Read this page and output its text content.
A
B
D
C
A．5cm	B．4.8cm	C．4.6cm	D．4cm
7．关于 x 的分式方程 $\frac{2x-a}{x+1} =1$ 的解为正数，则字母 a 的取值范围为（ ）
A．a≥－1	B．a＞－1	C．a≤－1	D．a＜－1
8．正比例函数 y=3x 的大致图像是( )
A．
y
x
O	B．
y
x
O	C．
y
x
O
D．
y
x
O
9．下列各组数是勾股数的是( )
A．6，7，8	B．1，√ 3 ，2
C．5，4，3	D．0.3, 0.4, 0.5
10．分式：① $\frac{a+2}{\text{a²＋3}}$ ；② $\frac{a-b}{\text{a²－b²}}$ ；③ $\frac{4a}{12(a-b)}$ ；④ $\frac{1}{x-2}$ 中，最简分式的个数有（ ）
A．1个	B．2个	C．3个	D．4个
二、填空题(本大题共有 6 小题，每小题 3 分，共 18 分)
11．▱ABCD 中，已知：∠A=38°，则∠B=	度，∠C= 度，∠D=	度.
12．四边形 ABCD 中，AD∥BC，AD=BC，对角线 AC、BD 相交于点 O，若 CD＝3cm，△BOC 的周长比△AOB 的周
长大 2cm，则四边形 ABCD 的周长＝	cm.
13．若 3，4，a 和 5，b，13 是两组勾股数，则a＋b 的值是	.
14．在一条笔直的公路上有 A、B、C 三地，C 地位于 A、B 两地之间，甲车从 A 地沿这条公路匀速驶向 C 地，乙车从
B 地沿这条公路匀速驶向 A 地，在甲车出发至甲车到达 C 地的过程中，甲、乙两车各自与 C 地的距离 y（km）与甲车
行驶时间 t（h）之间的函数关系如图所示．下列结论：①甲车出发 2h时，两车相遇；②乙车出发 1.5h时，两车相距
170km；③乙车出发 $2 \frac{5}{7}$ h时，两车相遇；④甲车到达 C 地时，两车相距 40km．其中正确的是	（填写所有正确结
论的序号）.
○ ○ ○
--- What the task asks ---
Scan the data above; copy every line where "两车相距" appears.

--- Result below ---
行驶时间 t（h）之间的函数关系如图所示．下列结论：①甲车出发 2h时，两车相遇；②乙车出发 1.5h时，两车相距
170km；③乙车出发 $2 \frac{5}{7}$ h时，两车相遇；④甲车到达 C 地时，两车相距 40km．其中正确的是	（填写所有正确结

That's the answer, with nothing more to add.